• INSTRUCTIONS TO FOLLOW:
Leaving out every picture, quote the data below exactly as it appears.

-------- DATA ENTRIES --------

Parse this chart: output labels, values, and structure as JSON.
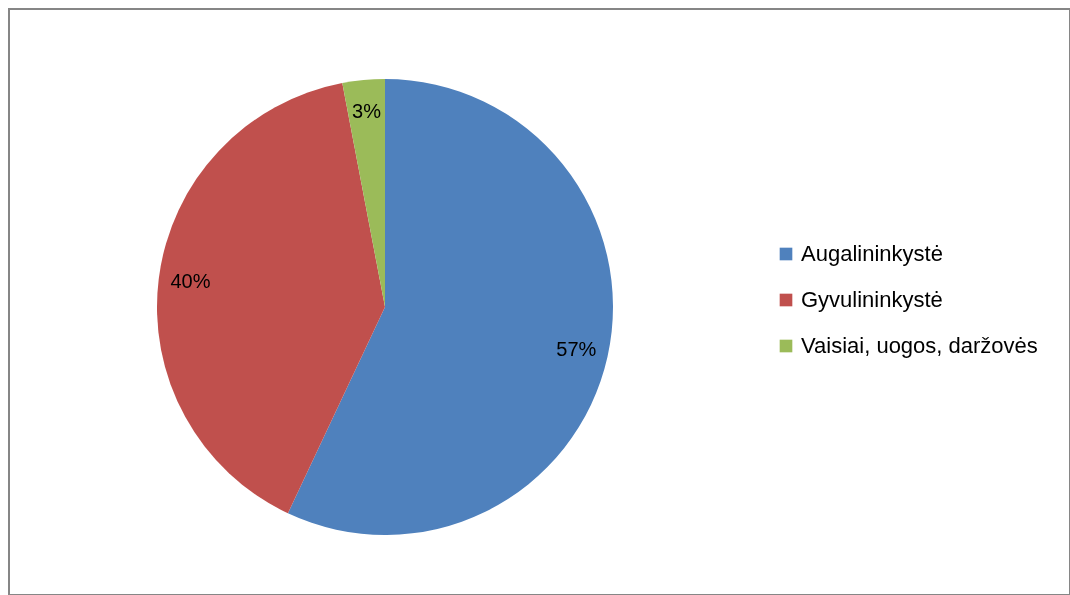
{
  "chart_data": {
    "type": "pie",
    "categories": [
      "Augalininkystė",
      "Gyvulininkystė",
      "Vaisiai, uogos, daržovės"
    ],
    "values": [
      57,
      40,
      3
    ],
    "colors": [
      "#4f81bd",
      "#c0504d",
      "#9bbb59"
    ],
    "value_labels": [
      "57%",
      "40%",
      "3%"
    ],
    "legend": "right"
  }
}
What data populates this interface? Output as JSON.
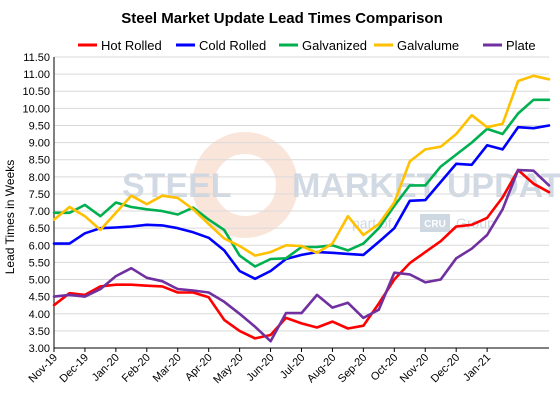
{
  "chart_data": {
    "type": "line",
    "title": "Steel Market Update Lead Times Comparison",
    "ylabel": "Lead Times in Weeks",
    "xlabel": "",
    "ylim": [
      3.0,
      11.5
    ],
    "yticks": [
      "3.00",
      "3.50",
      "4.00",
      "4.50",
      "5.00",
      "5.50",
      "6.00",
      "6.50",
      "7.00",
      "7.50",
      "8.00",
      "8.50",
      "9.00",
      "9.50",
      "10.00",
      "10.50",
      "11.00",
      "11.50"
    ],
    "xtick_labels": [
      "Nov-19",
      "Dec-19",
      "Jan-20",
      "Feb-20",
      "Mar-20",
      "Apr-20",
      "May-20",
      "Jun-20",
      "Jul-20",
      "Aug-20",
      "Sep-20",
      "Oct-20",
      "Nov-20",
      "Dec-20",
      "Jan-21"
    ],
    "grid": true,
    "legend": "top",
    "points_per_month": 2,
    "series": [
      {
        "name": "Hot Rolled",
        "color": "#ff0000",
        "values": [
          4.25,
          4.6,
          4.55,
          4.8,
          4.85,
          4.85,
          4.82,
          4.8,
          4.62,
          4.62,
          4.48,
          3.82,
          3.5,
          3.28,
          3.38,
          3.88,
          3.72,
          3.6,
          3.77,
          3.57,
          3.65,
          4.3,
          5.0,
          5.48,
          5.8,
          6.12,
          6.55,
          6.6,
          6.8,
          7.4,
          8.2,
          7.8,
          7.55
        ]
      },
      {
        "name": "Cold Rolled",
        "color": "#0000ff",
        "values": [
          6.05,
          6.05,
          6.35,
          6.5,
          6.52,
          6.55,
          6.6,
          6.58,
          6.5,
          6.38,
          6.22,
          5.85,
          5.25,
          5.02,
          5.25,
          5.6,
          5.72,
          5.8,
          5.78,
          5.75,
          5.72,
          6.1,
          6.5,
          7.3,
          7.32,
          7.85,
          8.38,
          8.35,
          8.92,
          8.8,
          9.45,
          9.42,
          9.5
        ]
      },
      {
        "name": "Galvanized",
        "color": "#00b050",
        "values": [
          6.95,
          6.95,
          7.18,
          6.85,
          7.25,
          7.12,
          7.05,
          7.0,
          6.9,
          7.1,
          6.75,
          6.45,
          5.7,
          5.38,
          5.6,
          5.62,
          5.95,
          5.95,
          6.0,
          5.85,
          6.05,
          6.5,
          7.15,
          7.75,
          7.75,
          8.3,
          8.65,
          9.0,
          9.4,
          9.25,
          9.85,
          10.25,
          10.25
        ]
      },
      {
        "name": "Galvalume",
        "color": "#ffc000",
        "values": [
          6.75,
          7.12,
          6.85,
          6.45,
          6.95,
          7.45,
          7.2,
          7.45,
          7.38,
          7.05,
          6.62,
          6.2,
          5.98,
          5.7,
          5.8,
          6.0,
          5.98,
          5.78,
          6.05,
          6.85,
          6.3,
          6.62,
          7.25,
          8.45,
          8.8,
          8.88,
          9.25,
          9.8,
          9.45,
          9.55,
          10.8,
          10.95,
          10.85
        ]
      },
      {
        "name": "Plate",
        "color": "#7030a0",
        "values": [
          4.5,
          4.55,
          4.5,
          4.72,
          5.1,
          5.33,
          5.05,
          4.95,
          4.72,
          4.68,
          4.62,
          4.35,
          4.0,
          3.62,
          3.2,
          4.02,
          4.02,
          4.55,
          4.18,
          4.32,
          3.88,
          4.12,
          5.2,
          5.15,
          4.92,
          5.0,
          5.62,
          5.9,
          6.3,
          7.05,
          8.2,
          8.18,
          7.75
        ]
      }
    ]
  },
  "watermark": {
    "big_left": "STEEL",
    "big_right": "MARKET UPDATE",
    "small_left": "part of",
    "small_badge": "CRU",
    "small_right": "Group"
  }
}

--------

• TASK RESPONSE:
Parse this chart: output labels, values, and structure as JSON.
{
  "chart_data": {
    "type": "pie",
    "categories": [
      "Augalininkystė",
      "Gyvulininkystė",
      "Vaisiai, uogos, daržovės"
    ],
    "values": [
      57,
      40,
      3
    ],
    "colors": [
      "#4f81bd",
      "#c0504d",
      "#9bbb59"
    ],
    "value_labels": [
      "57%",
      "40%",
      "3%"
    ],
    "legend": "right"
  }
}
What data populates this interface? Output as JSON.
{
  "chart_data": {
    "type": "line",
    "title": "Steel Market Update Lead Times Comparison",
    "ylabel": "Lead Times in Weeks",
    "xlabel": "",
    "ylim": [
      3.0,
      11.5
    ],
    "yticks": [
      "3.00",
      "3.50",
      "4.00",
      "4.50",
      "5.00",
      "5.50",
      "6.00",
      "6.50",
      "7.00",
      "7.50",
      "8.00",
      "8.50",
      "9.00",
      "9.50",
      "10.00",
      "10.50",
      "11.00",
      "11.50"
    ],
    "xtick_labels": [
      "Nov-19",
      "Dec-19",
      "Jan-20",
      "Feb-20",
      "Mar-20",
      "Apr-20",
      "May-20",
      "Jun-20",
      "Jul-20",
      "Aug-20",
      "Sep-20",
      "Oct-20",
      "Nov-20",
      "Dec-20",
      "Jan-21"
    ],
    "grid": true,
    "legend": "top",
    "points_per_month": 2,
    "series": [
      {
        "name": "Hot Rolled",
        "color": "#ff0000",
        "values": [
          4.25,
          4.6,
          4.55,
          4.8,
          4.85,
          4.85,
          4.82,
          4.8,
          4.62,
          4.62,
          4.48,
          3.82,
          3.5,
          3.28,
          3.38,
          3.88,
          3.72,
          3.6,
          3.77,
          3.57,
          3.65,
          4.3,
          5.0,
          5.48,
          5.8,
          6.12,
          6.55,
          6.6,
          6.8,
          7.4,
          8.2,
          7.8,
          7.55
        ]
      },
      {
        "name": "Cold Rolled",
        "color": "#0000ff",
        "values": [
          6.05,
          6.05,
          6.35,
          6.5,
          6.52,
          6.55,
          6.6,
          6.58,
          6.5,
          6.38,
          6.22,
          5.85,
          5.25,
          5.02,
          5.25,
          5.6,
          5.72,
          5.8,
          5.78,
          5.75,
          5.72,
          6.1,
          6.5,
          7.3,
          7.32,
          7.85,
          8.38,
          8.35,
          8.92,
          8.8,
          9.45,
          9.42,
          9.5
        ]
      },
      {
        "name": "Galvanized",
        "color": "#00b050",
        "values": [
          6.95,
          6.95,
          7.18,
          6.85,
          7.25,
          7.12,
          7.05,
          7.0,
          6.9,
          7.1,
          6.75,
          6.45,
          5.7,
          5.38,
          5.6,
          5.62,
          5.95,
          5.95,
          6.0,
          5.85,
          6.05,
          6.5,
          7.15,
          7.75,
          7.75,
          8.3,
          8.65,
          9.0,
          9.4,
          9.25,
          9.85,
          10.25,
          10.25
        ]
      },
      {
        "name": "Galvalume",
        "color": "#ffc000",
        "values": [
          6.75,
          7.12,
          6.85,
          6.45,
          6.95,
          7.45,
          7.2,
          7.45,
          7.38,
          7.05,
          6.62,
          6.2,
          5.98,
          5.7,
          5.8,
          6.0,
          5.98,
          5.78,
          6.05,
          6.85,
          6.3,
          6.62,
          7.25,
          8.45,
          8.8,
          8.88,
          9.25,
          9.8,
          9.45,
          9.55,
          10.8,
          10.95,
          10.85
        ]
      },
      {
        "name": "Plate",
        "color": "#7030a0",
        "values": [
          4.5,
          4.55,
          4.5,
          4.72,
          5.1,
          5.33,
          5.05,
          4.95,
          4.72,
          4.68,
          4.62,
          4.35,
          4.0,
          3.62,
          3.2,
          4.02,
          4.02,
          4.55,
          4.18,
          4.32,
          3.88,
          4.12,
          5.2,
          5.15,
          4.92,
          5.0,
          5.62,
          5.9,
          6.3,
          7.05,
          8.2,
          8.18,
          7.75
        ]
      }
    ]
  },
  "watermark": {
    "big_left": "STEEL",
    "big_right": "MARKET UPDATE",
    "small_left": "part of",
    "small_badge": "CRU",
    "small_right": "Group"
  }
}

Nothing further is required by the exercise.